• _WHAT TO PRODUCE_: Return the full material exactly.

────────

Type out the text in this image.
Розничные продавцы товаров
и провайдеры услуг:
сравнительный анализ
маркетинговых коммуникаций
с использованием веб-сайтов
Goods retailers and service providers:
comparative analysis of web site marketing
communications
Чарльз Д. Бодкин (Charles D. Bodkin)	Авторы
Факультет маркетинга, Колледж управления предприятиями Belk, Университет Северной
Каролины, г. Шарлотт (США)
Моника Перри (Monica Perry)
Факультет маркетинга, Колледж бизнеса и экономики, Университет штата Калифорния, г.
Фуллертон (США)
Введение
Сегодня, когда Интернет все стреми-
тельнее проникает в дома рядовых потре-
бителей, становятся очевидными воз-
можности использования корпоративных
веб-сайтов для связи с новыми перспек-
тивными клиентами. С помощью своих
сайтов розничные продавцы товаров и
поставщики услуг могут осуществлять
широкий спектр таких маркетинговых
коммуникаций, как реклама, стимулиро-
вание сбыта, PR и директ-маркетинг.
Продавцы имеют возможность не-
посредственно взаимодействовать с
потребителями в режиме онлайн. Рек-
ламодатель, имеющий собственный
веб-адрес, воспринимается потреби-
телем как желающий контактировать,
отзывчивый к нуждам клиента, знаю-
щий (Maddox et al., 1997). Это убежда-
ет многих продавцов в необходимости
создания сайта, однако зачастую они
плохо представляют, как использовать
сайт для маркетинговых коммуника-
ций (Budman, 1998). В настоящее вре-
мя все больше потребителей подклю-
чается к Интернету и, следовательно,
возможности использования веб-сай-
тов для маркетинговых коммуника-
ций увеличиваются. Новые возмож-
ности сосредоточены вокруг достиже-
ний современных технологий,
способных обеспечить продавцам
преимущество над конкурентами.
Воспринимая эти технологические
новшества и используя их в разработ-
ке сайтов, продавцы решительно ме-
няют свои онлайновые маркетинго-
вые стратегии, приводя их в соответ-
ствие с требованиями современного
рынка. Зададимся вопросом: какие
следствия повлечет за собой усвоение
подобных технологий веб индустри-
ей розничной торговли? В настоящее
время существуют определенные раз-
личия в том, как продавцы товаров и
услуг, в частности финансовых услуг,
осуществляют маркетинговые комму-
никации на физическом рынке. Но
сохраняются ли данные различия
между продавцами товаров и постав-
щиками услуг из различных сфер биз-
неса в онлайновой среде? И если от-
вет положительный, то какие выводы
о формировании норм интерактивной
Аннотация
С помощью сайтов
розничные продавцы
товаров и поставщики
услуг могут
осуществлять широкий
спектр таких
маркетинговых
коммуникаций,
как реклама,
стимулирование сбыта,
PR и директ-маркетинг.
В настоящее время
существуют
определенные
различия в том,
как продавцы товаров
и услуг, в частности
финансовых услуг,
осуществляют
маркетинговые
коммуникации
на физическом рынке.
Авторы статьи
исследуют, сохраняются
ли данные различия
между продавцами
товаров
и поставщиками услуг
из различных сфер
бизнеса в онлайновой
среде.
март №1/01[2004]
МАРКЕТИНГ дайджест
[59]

────────

• _TASK OUTPUT_:
Type out the text in this image.
Розничные продавцы товаров
и провайдеры услуг:
сравнительный анализ
маркетинговых коммуникаций
с использованием веб-сайтов
Goods retailers and service providers:
comparative analysis of web site marketing
communications
Чарльз Д. Бодкин (Charles D. Bodkin)	Авторы
Факультет маркетинга, Колледж управления предприятиями Belk, Университет Северной
Каролины, г. Шарлотт (США)
Моника Перри (Monica Perry)
Факультет маркетинга, Колледж бизнеса и экономики, Университет штата Калифорния, г.
Фуллертон (США)
Введение
Сегодня, когда Интернет все стреми-
тельнее проникает в дома рядовых потре-
бителей, становятся очевидными воз-
можности использования корпоративных
веб-сайтов для связи с новыми перспек-
тивными клиентами. С помощью своих
сайтов розничные продавцы товаров и
поставщики услуг могут осуществлять
широкий спектр таких маркетинговых
коммуникаций, как реклама, стимулиро-
вание сбыта, PR и директ-маркетинг.
Продавцы имеют возможность не-
посредственно взаимодействовать с
потребителями в режиме онлайн. Рек-
ламодатель, имеющий собственный
веб-адрес, воспринимается потреби-
телем как желающий контактировать,
отзывчивый к нуждам клиента, знаю-
щий (Maddox et al., 1997). Это убежда-
ет многих продавцов в необходимости
создания сайта, однако зачастую они
плохо представляют, как использовать
сайт для маркетинговых коммуника-
ций (Budman, 1998). В настоящее вре-
мя все больше потребителей подклю-
чается к Интернету и, следовательно,
возможности использования веб-сай-
тов для маркетинговых коммуника-
ций увеличиваются. Новые возмож-
ности сосредоточены вокруг достиже-
ний современных технологий,
способных обеспечить продавцам
преимущество над конкурентами.
Воспринимая эти технологические
новшества и используя их в разработ-
ке сайтов, продавцы решительно ме-
няют свои онлайновые маркетинго-
вые стратегии, приводя их в соответ-
ствие с требованиями современного
рынка. Зададимся вопросом: какие
следствия повлечет за собой усвоение
подобных технологий веб индустри-
ей розничной торговли? В настоящее
время существуют определенные раз-
личия в том, как продавцы товаров и
услуг, в частности финансовых услуг,
осуществляют маркетинговые комму-
никации на физическом рынке. Но
сохраняются ли данные различия
между продавцами товаров и постав-
щиками услуг из различных сфер биз-
неса в онлайновой среде? И если от-
вет положительный, то какие выводы
о формировании норм интерактивной
Аннотация
С помощью сайтов
розничные продавцы
товаров и поставщики
услуг могут
осуществлять широкий
спектр таких
маркетинговых
коммуникаций,
как реклама,
стимулирование сбыта,
PR и директ-маркетинг.
В настоящее время
существуют
определенные
различия в том,
как продавцы товаров
и услуг, в частности
финансовых услуг,
осуществляют
маркетинговые
коммуникации
на физическом рынке.
Авторы статьи
исследуют, сохраняются
ли данные различия
между продавцами
товаров
и поставщиками услуг
из различных сфер
бизнеса в онлайновой
среде.
март №1/01[2004]
МАРКЕТИНГ дайджест
[59]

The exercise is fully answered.